● **EXTRAIT DE PAGE**:
Et ces charges vont peser principalement sur la population ouvrière en haussant le coût de l’alimentation, de l’éclairage, des constructions modestes. En dehors des articles indiqués plus haut, les relèvemens sont insignifians ou nuls : qu’on augmente, ainsi que le porte le tarif, de 360 pour 100 le droit sur les couronnes funéraires, de 400 pour 100 celui des marbres sculptés, de 500 pour 100 celui des mouchoirs brodés, que l’on décuple (de 100 à 1,000 francs les 100 kilogrammes) la taxe à laquelle est soumise l’essence de géranium rosat, ou celle de la pistache, ou celle des orgues étrangères, si leur invasion nous menace, il n’y a rien là qui puisse nous attendrir. Mais lorsqu’on sait que, malgré tant de progrès réalisés, il existe encore tant de misères, lorsqu’on sait que l’État ne peut rien pour les soulager, qu’il lui est pratiquement impossible, avec la meilleure volonté du monde, d’augmenter d’un centime le salaire du travailleur, on se demande si ce n’est pas un véritable crime de faire enchérir la vie du pauvre pour maintenir le revenu du riche ou du moins de l’homme qui jouit d’une aisance relative, puisqu’il possède une parcelle de propriété.

● **DONNÉES EXTRAITES**:
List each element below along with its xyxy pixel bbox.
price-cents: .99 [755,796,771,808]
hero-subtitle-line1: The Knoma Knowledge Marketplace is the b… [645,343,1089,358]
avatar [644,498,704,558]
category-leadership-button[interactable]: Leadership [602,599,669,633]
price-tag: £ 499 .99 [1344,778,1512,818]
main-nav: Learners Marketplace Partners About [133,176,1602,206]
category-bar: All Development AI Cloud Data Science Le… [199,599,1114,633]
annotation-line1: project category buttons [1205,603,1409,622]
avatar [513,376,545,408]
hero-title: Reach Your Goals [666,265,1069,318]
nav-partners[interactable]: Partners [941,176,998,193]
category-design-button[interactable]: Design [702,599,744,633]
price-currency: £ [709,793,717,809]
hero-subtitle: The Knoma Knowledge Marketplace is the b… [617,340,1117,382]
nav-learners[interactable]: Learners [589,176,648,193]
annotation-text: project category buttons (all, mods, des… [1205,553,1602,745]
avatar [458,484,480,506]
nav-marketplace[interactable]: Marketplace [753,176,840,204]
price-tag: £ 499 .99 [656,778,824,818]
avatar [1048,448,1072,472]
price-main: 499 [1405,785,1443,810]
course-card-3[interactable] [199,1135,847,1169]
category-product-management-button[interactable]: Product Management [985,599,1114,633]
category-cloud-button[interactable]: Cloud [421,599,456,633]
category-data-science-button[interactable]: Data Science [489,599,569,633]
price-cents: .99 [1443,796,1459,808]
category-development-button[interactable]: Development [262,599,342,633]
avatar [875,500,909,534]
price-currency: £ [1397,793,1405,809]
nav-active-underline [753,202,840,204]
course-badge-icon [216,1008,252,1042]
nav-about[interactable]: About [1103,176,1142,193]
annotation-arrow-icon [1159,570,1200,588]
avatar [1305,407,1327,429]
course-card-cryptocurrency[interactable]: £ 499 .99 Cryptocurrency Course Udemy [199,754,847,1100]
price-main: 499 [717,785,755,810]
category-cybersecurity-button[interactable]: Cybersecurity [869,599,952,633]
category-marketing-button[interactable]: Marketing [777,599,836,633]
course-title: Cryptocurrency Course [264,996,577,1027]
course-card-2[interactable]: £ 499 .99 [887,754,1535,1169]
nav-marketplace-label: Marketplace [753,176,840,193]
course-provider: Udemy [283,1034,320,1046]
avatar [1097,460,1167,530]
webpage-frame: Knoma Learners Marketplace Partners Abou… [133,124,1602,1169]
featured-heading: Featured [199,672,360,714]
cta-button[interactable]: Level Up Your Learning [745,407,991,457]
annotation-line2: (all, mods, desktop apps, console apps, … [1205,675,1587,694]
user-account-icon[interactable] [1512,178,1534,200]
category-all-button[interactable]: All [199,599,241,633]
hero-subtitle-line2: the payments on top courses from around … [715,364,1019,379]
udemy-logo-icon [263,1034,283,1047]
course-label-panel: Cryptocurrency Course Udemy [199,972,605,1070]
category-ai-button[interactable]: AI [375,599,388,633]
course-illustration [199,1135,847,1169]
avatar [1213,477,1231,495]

● **CONSIGNE ÉCRITE**:
Traduisez en anglais cette phrase du texte sur le tarif douanier : « Et ces charges vont peser principalement sur la population ouvrière en haussant le coût de l’alimentation, de l’éclairage, des constructions modestes. »

● **TÂCHE ACCOMPLIE**:
And these burdens will fall mainly on the working population by raising the cost of food, of lighting, of modest buildings.